What you have to do: Determine the number of lines containing the word "text", and state that figure alone.

Input records:
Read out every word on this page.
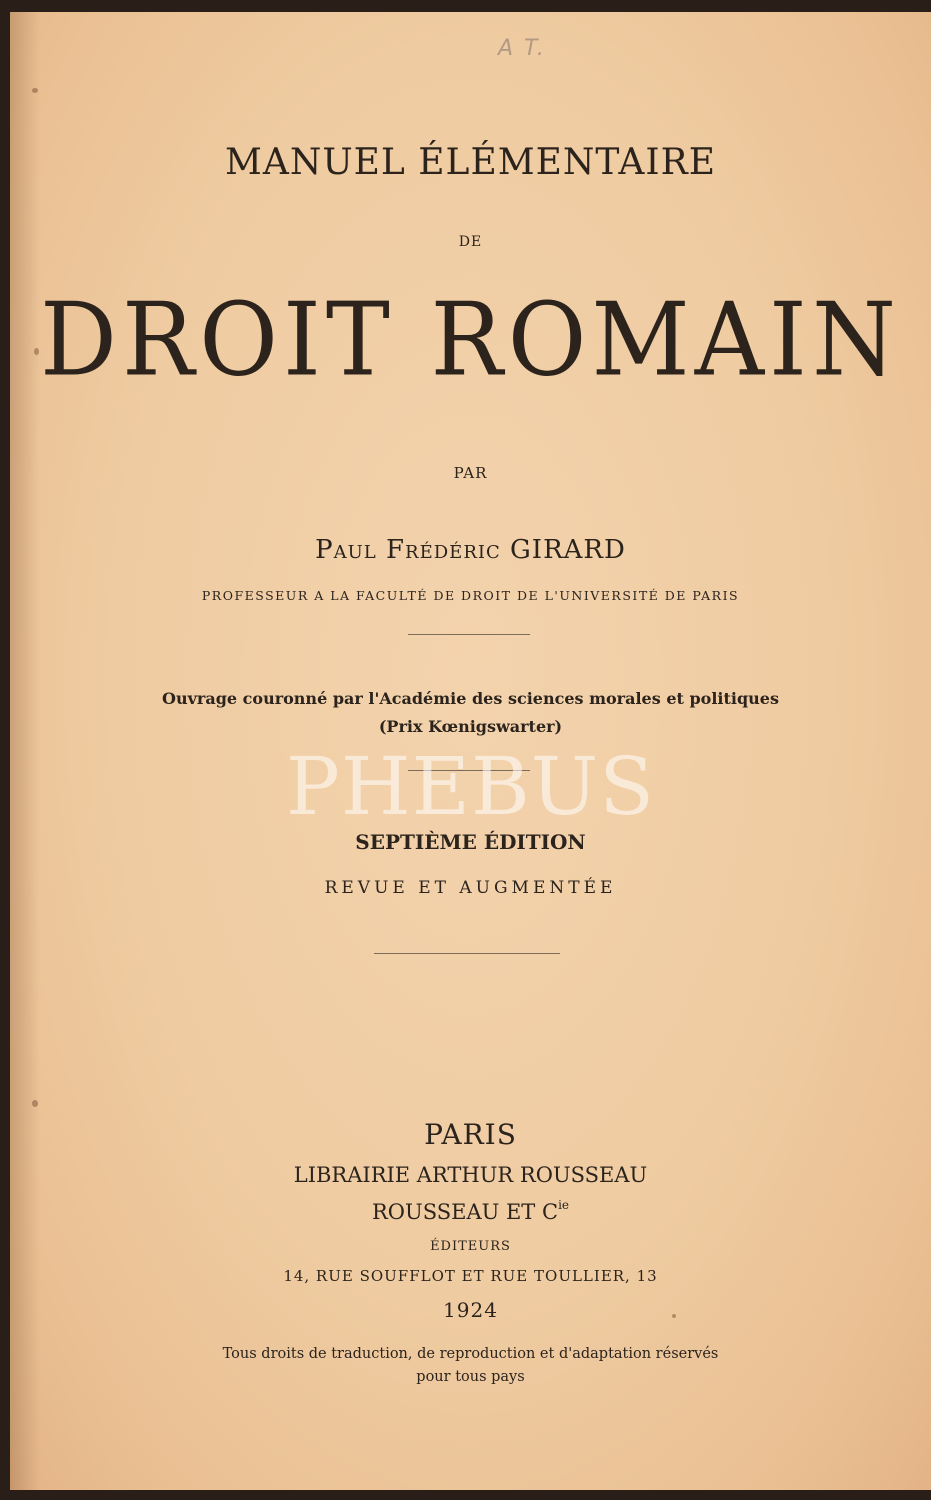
A T.
MANUEL ÉLÉMENTAIRE
DE
DROIT ROMAIN
PAR
Paul Frédéric GIRARD
PROFESSEUR A LA FACULTÉ DE DROIT DE L'UNIVERSITÉ DE PARIS
Ouvrage couronné par l'Académie des sciences morales et politiques
(Prix Kœnigswarter)
PHEBUS
SEPTIÈME ÉDITION
REVUE ET AUGMENTÉE
PARIS
LIBRAIRIE ARTHUR ROUSSEAU
ROUSSEAU ET $C^{ie}$
ÉDITEURS
14, RUE SOUFFLOT ET RUE TOULLIER, 13
1924
Tous droits de traduction, de reproduction et d'adaptation réservés
pour tous pays
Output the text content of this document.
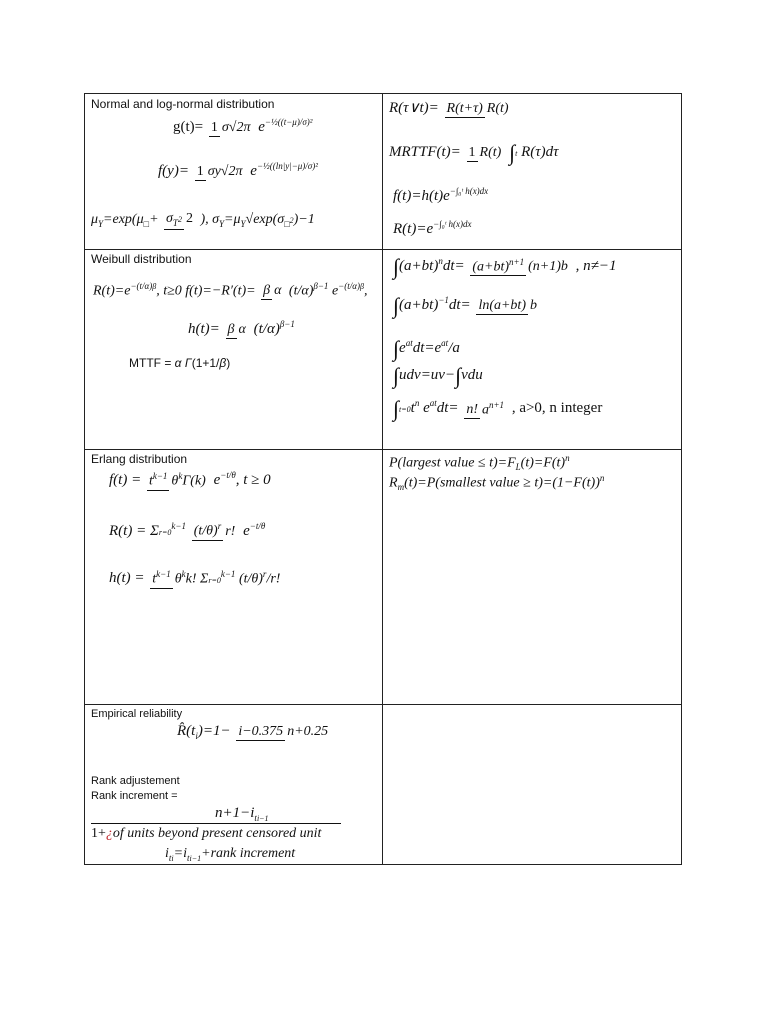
Normal and log-normal distribution
g(t)= 1 σ√2π e−½((t−μ)/σ)²
f(y)= 1 σy√2π e−½((ln|y|−μ)/σ)²
μY=exp(μ□+ σT2 2 ), σY=μY√exp(σ□2)−1
R(τ∨t)= R(t+τ) R(t)
MRTTF(t)= 1 R(t) ∫t R(τ)dτ
f(t)=h(t)e−∫₀ᵗ h(x)dx
R(t)=e−∫₀ᵗ h(x)dx
Weibull distribution
R(t)=e−(t/α)β, t≥0 f(t)=−R′(t)= β α (t/α)β−1 e−(t/α)β,
h(t)= β α (t/α)β−1
MTTF = α Γ(1+1/β)
∫(a+bt)ndt= (a+bt)n+1 (n+1)b , n≠−1
∫(a+bt)−1dt= ln(a+bt) b
∫eatdt=eat/a
∫udv=uv−∫vdu
∫t=0tn eatdt= n! an+1 , a>0, n integer
Erlang distribution
f(t) = tk−1 θkΓ(k) e−t/θ, t ≥ 0
R(t) = Σr=0k−1 (t/θ)r r! e−t/θ
h(t) = tk−1 θkk! Σr=0k−1 (t/θ)r/r!
P(largest value ≤ t)=FL(t)=F(t)n
Rm(t)=P(smallest value ≥ t)=(1−F(t))n
Empirical reliability
R̂(ti)=1− i−0.375 n+0.25
Rank adjustement
Rank increment =
n+1−iti−1
1+¿of units beyond present censored unit
iti=iti−1+rank increment
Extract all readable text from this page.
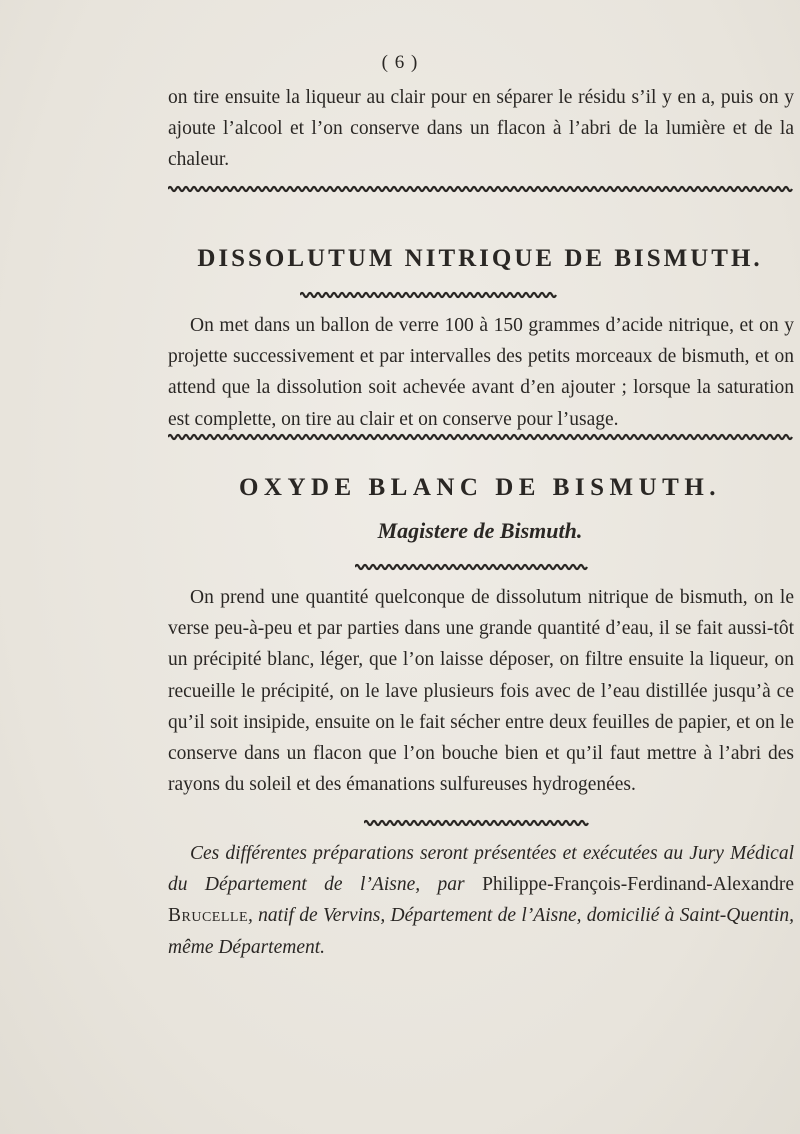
( 6 )

on tire ensuite la liqueur au clair pour en séparer le résidu s’il y en a, puis on y ajoute l’alcool et l’on conserve dans un flacon à l’abri de la lumière et de la chaleur.

DISSOLUTUM NITRIQUE DE BISMUTH.

On met dans un ballon de verre 100 à 150 grammes d’acide nitrique, et on y projette successivement et par intervalles des petits morceaux de bismuth, et on attend que la dissolution soit achevée avant d’en ajouter ; lorsque la saturation est complette, on tire au clair et on conserve pour l’usage.

OXYDE BLANC DE BISMUTH.
Magistere de Bismuth.

On prend une quantité quelconque de dissolutum nitrique de bismuth, on le verse peu-à-peu et par parties dans une grande quantité d’eau, il se fait aussi-tôt un précipité blanc, léger, que l’on laisse déposer, on filtre ensuite la liqueur, on recueille le précipité, on le lave plusieurs fois avec de l’eau distillée jusqu’à ce qu’il soit insipide, ensuite on le fait sécher entre deux feuilles de papier, et on le conserve dans un flacon que l’on bouche bien et qu’il faut mettre à l’abri des rayons du soleil et des émanations sulfureuses hydrogenées.

Ces différentes préparations seront présentées et exécutées au Jury Médical du Département de l’Aisne, par Philippe-François-Ferdinand-Alexandre Brucelle, natif de Vervins, Département de l’Aisne, domicilié à Saint-Quentin, même Département.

Written solution: 2